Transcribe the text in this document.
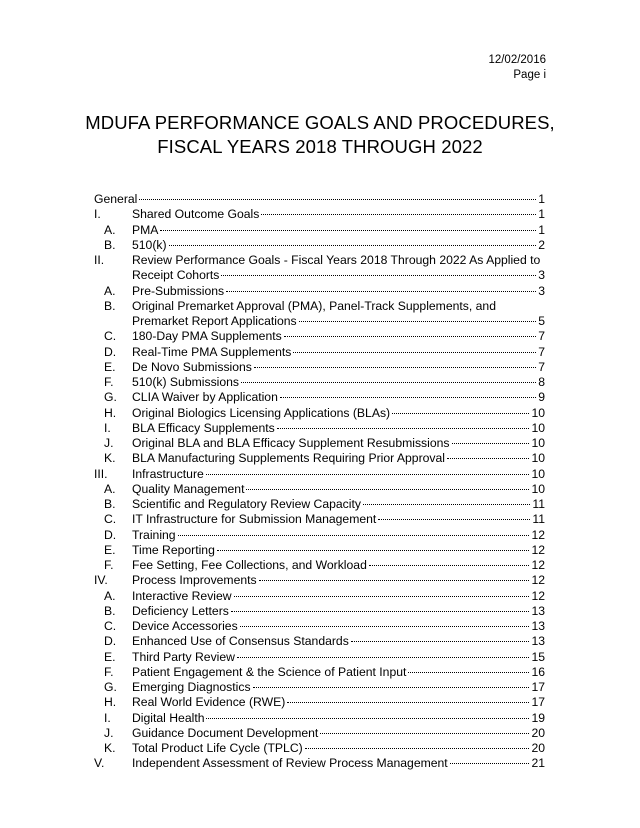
12/02/2016
Page i
MDUFA PERFORMANCE GOALS AND PROCEDURES,
FISCAL YEARS 2018 THROUGH 2022
General	1
I.	Shared Outcome Goals	1
A.	PMA	1
B.	510(k)	2
II.	Review Performance Goals - Fiscal Years 2018 Through 2022 As Applied to
Receipt Cohorts	3
A.	Pre-Submissions	3
B.	Original Premarket Approval (PMA), Panel-Track Supplements, and
Premarket Report Applications	5
C.	180-Day PMA Supplements	7
D.	Real-Time PMA Supplements	7
E.	De Novo Submissions	7
F.	510(k) Submissions	8
G.	CLIA Waiver by Application	9
H.	Original Biologics Licensing Applications (BLAs)	10
I.	BLA Efficacy Supplements	10
J.	Original BLA and BLA Efficacy Supplement Resubmissions	10
K.	BLA Manufacturing Supplements Requiring Prior Approval	10
III.	Infrastructure	10
A.	Quality Management	10
B.	Scientific and Regulatory Review Capacity	11
C.	IT Infrastructure for Submission Management	11
D.	Training	12
E.	Time Reporting	12
F.	Fee Setting, Fee Collections, and Workload	12
IV.	Process Improvements	12
A.	Interactive Review	12
B.	Deficiency Letters	13
C.	Device Accessories	13
D.	Enhanced Use of Consensus Standards	13
E.	Third Party Review	15
F.	Patient Engagement & the Science of Patient Input	16
G.	Emerging Diagnostics	17
H.	Real World Evidence (RWE)	17
I.	Digital Health	19
J.	Guidance Document Development	20
K.	Total Product Life Cycle (TPLC)	20
V.	Independent Assessment of Review Process Management	21
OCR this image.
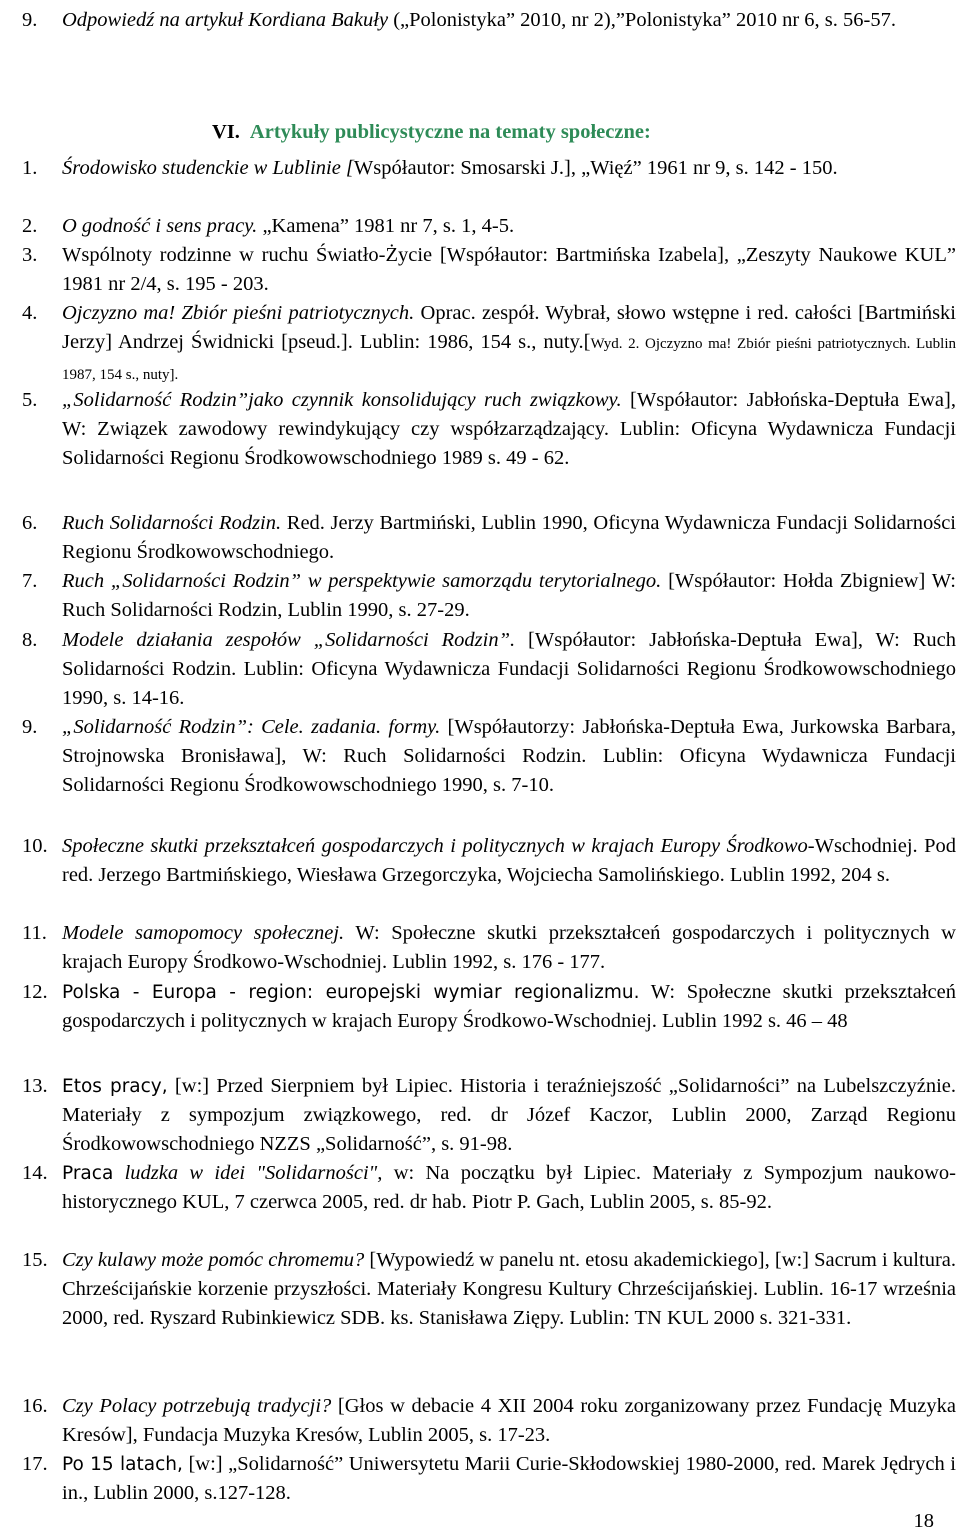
VI. Artykuły publicystyczne na tematy społeczne:
9.	Odpowiedź na artykuł Kordiana Bakuły („Polonistyka” 2010, nr 2),”Polonistyka” 2010 nr 6, s. 56-57.
1.	Środowisko studenckie w Lublinie [Współautor: Smosarski J.], „Więź” 1961 nr 9, s. 142 - 150.
2.	O godność i sens pracy. „Kamena” 1981 nr 7, s. 1, 4-5.
3.	Wspólnoty rodzinne w ruchu Światło-Życie [Współautor: Bartmińska Izabela], „Zeszyty Naukowe KUL” 1981 nr 2/4, s. 195 - 203.
4.	Ojczyzno ma! Zbiór pieśni patriotycznych. Oprac. zespół. Wybrał, słowo wstępne i red. całości [Bartmiński Jerzy] Andrzej Świdnicki [pseud.]. Lublin: 1986, 154 s., nuty.[Wyd. 2. Ojczyzno ma! Zbiór pieśni patriotycznych. Lublin 1987, 154 s., nuty].
5.	„Solidarność Rodzin”jako czynnik konsolidujący ruch związkowy. [Współautor: Jabłońska-Deptuła Ewa], W: Związek zawodowy rewindykujący czy współzarządzający. Lublin: Oficyna Wydawnicza Fundacji Solidarności Regionu Środkowowschodniego 1989 s. 49 - 62.
6.	Ruch Solidarności Rodzin. Red. Jerzy Bartmiński, Lublin 1990, Oficyna Wydawnicza Fundacji Solidarności Regionu Środkowowschodniego.
7.	Ruch „Solidarności Rodzin” w perspektywie samorządu terytorialnego. [Współautor: Hołda Zbigniew] W: Ruch Solidarności Rodzin, Lublin 1990, s. 27-29.
8.	Modele działania zespołów „Solidarności Rodzin”. [Współautor: Jabłońska-Deptuła Ewa], W: Ruch Solidarności Rodzin. Lublin: Oficyna Wydawnicza Fundacji Solidarności Regionu Środkowowschodniego 1990, s. 14-16.
9.	„Solidarność Rodzin”: Cele. zadania. formy. [Współautorzy: Jabłońska-Deptuła Ewa, Jurkowska Barbara, Strojnowska Bronisława], W: Ruch Solidarności Rodzin. Lublin: Oficyna Wydawnicza Fundacji Solidarności Regionu Środkowowschodniego 1990, s. 7-10.
10. Społeczne skutki przekształceń gospodarczych i politycznych w krajach Europy Środkowo-Wschodniej. Pod red. Jerzego Bartmińskiego, Wiesława Grzegorczyka, Wojciecha Samolińskiego. Lublin 1992, 204 s.
11. Modele samopomocy społecznej. W: Społeczne skutki przekształceń gospodarczych i politycznych w krajach Europy Środkowo-Wschodniej. Lublin 1992, s. 176 - 177.
12. Polska - Europa - region: europejski wymiar regionalizmu. W: Społeczne skutki przekształceń gospodarczych i politycznych w krajach Europy Środkowo-Wschodniej. Lublin 1992 s. 46 – 48
13. Etos pracy, [w:] Przed Sierpniem był Lipiec. Historia i teraźniejszość „Solidarności” na Lubelszczyźnie. Materiały z sympozjum związkowego, red. dr Józef Kaczor, Lublin 2000, Zarząd Regionu Środkowowschodniego NZZS „Solidarność”, s. 91-98.
14. Praca ludzka w idei "Solidarności", w: Na początku był Lipiec. Materiały z Sympozjum naukowo-historycznego KUL, 7 czerwca 2005, red. dr hab. Piotr P. Gach, Lublin 2005, s. 85-92.
15. Czy kulawy może pomóc chromemu? [Wypowiedź w panelu nt. etosu akademickiego], [w:] Sacrum i kultura. Chrześcijańskie korzenie przyszłości. Materiały Kongresu Kultury Chrześcijańskiej. Lublin. 16-17 września 2000, red. Ryszard Rubinkiewicz SDB. ks. Stanisława Ziępy. Lublin: TN KUL 2000 s. 321-331.
16. Czy Polacy potrzebują tradycji? [Głos w debacie 4 XII 2004 roku zorganizowany przez Fundację Muzyka Kresów], Fundacja Muzyka Kresów, Lublin 2005, s. 17-23.
17. Po 15 latach, [w:] „Solidarność” Uniwersytetu Marii Curie-Skłodowskiej 1980-2000, red. Marek Jędrych i in., Lublin 2000, s.127-128.
18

= = =

WHAT THE TASK REQUIRES> Reproduce the data word for word, excluding its pictures.

WRITTEN ANSWER>
Transcribe the text in this document.
12/02/2016
Page i
MDUFA PERFORMANCE GOALS AND PROCEDURES,
FISCAL YEARS 2018 THROUGH 2022
General	1
I.	Shared Outcome Goals	1
A.	PMA	1
B.	510(k)	2
II.	Review Performance Goals - Fiscal Years 2018 Through 2022 As Applied to
Receipt Cohorts	3
A.	Pre-Submissions	3
B.	Original Premarket Approval (PMA), Panel-Track Supplements, and
Premarket Report Applications	5
C.	180-Day PMA Supplements	7
D.	Real-Time PMA Supplements	7
E.	De Novo Submissions	7
F.	510(k) Submissions	8
G.	CLIA Waiver by Application	9
H.	Original Biologics Licensing Applications (BLAs)	10
I.	BLA Efficacy Supplements	10
J.	Original BLA and BLA Efficacy Supplement Resubmissions	10
K.	BLA Manufacturing Supplements Requiring Prior Approval	10
III.	Infrastructure	10
A.	Quality Management	10
B.	Scientific and Regulatory Review Capacity	11
C.	IT Infrastructure for Submission Management	11
D.	Training	12
E.	Time Reporting	12
F.	Fee Setting, Fee Collections, and Workload	12
IV.	Process Improvements	12
A.	Interactive Review	12
B.	Deficiency Letters	13
C.	Device Accessories	13
D.	Enhanced Use of Consensus Standards	13
E.	Third Party Review	15
F.	Patient Engagement & the Science of Patient Input	16
G.	Emerging Diagnostics	17
H.	Real World Evidence (RWE)	17
I.	Digital Health	19
J.	Guidance Document Development	20
K.	Total Product Life Cycle (TPLC)	20
V.	Independent Assessment of Review Process Management	21
OCR this image.
VI. Artykuły publicystyczne na tematy społeczne:
9.	Odpowiedź na artykuł Kordiana Bakuły („Polonistyka” 2010, nr 2),”Polonistyka” 2010 nr 6, s. 56-57.
1.	Środowisko studenckie w Lublinie [Współautor: Smosarski J.], „Więź” 1961 nr 9, s. 142 - 150.
2.	O godność i sens pracy. „Kamena” 1981 nr 7, s. 1, 4-5.
3.	Wspólnoty rodzinne w ruchu Światło-Życie [Współautor: Bartmińska Izabela], „Zeszyty Naukowe KUL” 1981 nr 2/4, s. 195 - 203.
4.	Ojczyzno ma! Zbiór pieśni patriotycznych. Oprac. zespół. Wybrał, słowo wstępne i red. całości [Bartmiński Jerzy] Andrzej Świdnicki [pseud.]. Lublin: 1986, 154 s., nuty.[Wyd. 2. Ojczyzno ma! Zbiór pieśni patriotycznych. Lublin 1987, 154 s., nuty].
5.	„Solidarność Rodzin”jako czynnik konsolidujący ruch związkowy. [Współautor: Jabłońska-Deptuła Ewa], W: Związek zawodowy rewindykujący czy współzarządzający. Lublin: Oficyna Wydawnicza Fundacji Solidarności Regionu Środkowowschodniego 1989 s. 49 - 62.
6.	Ruch Solidarności Rodzin. Red. Jerzy Bartmiński, Lublin 1990, Oficyna Wydawnicza Fundacji Solidarności Regionu Środkowowschodniego.
7.	Ruch „Solidarności Rodzin” w perspektywie samorządu terytorialnego. [Współautor: Hołda Zbigniew] W: Ruch Solidarności Rodzin, Lublin 1990, s. 27-29.
8.	Modele działania zespołów „Solidarności Rodzin”. [Współautor: Jabłońska-Deptuła Ewa], W: Ruch Solidarności Rodzin. Lublin: Oficyna Wydawnicza Fundacji Solidarności Regionu Środkowowschodniego 1990, s. 14-16.
9.	„Solidarność Rodzin”: Cele. zadania. formy. [Współautorzy: Jabłońska-Deptuła Ewa, Jurkowska Barbara, Strojnowska Bronisława], W: Ruch Solidarności Rodzin. Lublin: Oficyna Wydawnicza Fundacji Solidarności Regionu Środkowowschodniego 1990, s. 7-10.
10. Społeczne skutki przekształceń gospodarczych i politycznych w krajach Europy Środkowo-Wschodniej. Pod red. Jerzego Bartmińskiego, Wiesława Grzegorczyka, Wojciecha Samolińskiego. Lublin 1992, 204 s.
11. Modele samopomocy społecznej. W: Społeczne skutki przekształceń gospodarczych i politycznych w krajach Europy Środkowo-Wschodniej. Lublin 1992, s. 176 - 177.
12. Polska - Europa - region: europejski wymiar regionalizmu. W: Społeczne skutki przekształceń gospodarczych i politycznych w krajach Europy Środkowo-Wschodniej. Lublin 1992 s. 46 – 48
13. Etos pracy, [w:] Przed Sierpniem był Lipiec. Historia i teraźniejszość „Solidarności” na Lubelszczyźnie. Materiały z sympozjum związkowego, red. dr Józef Kaczor, Lublin 2000, Zarząd Regionu Środkowowschodniego NZZS „Solidarność”, s. 91-98.
14. Praca ludzka w idei "Solidarności", w: Na początku był Lipiec. Materiały z Sympozjum naukowo-historycznego KUL, 7 czerwca 2005, red. dr hab. Piotr P. Gach, Lublin 2005, s. 85-92.
15. Czy kulawy może pomóc chromemu? [Wypowiedź w panelu nt. etosu akademickiego], [w:] Sacrum i kultura. Chrześcijańskie korzenie przyszłości. Materiały Kongresu Kultury Chrześcijańskiej. Lublin. 16-17 września 2000, red. Ryszard Rubinkiewicz SDB. ks. Stanisława Ziępy. Lublin: TN KUL 2000 s. 321-331.
16. Czy Polacy potrzebują tradycji? [Głos w debacie 4 XII 2004 roku zorganizowany przez Fundację Muzyka Kresów], Fundacja Muzyka Kresów, Lublin 2005, s. 17-23.
17. Po 15 latach, [w:] „Solidarność” Uniwersytetu Marii Curie-Skłodowskiej 1980-2000, red. Marek Jędrych i in., Lublin 2000, s.127-128.
18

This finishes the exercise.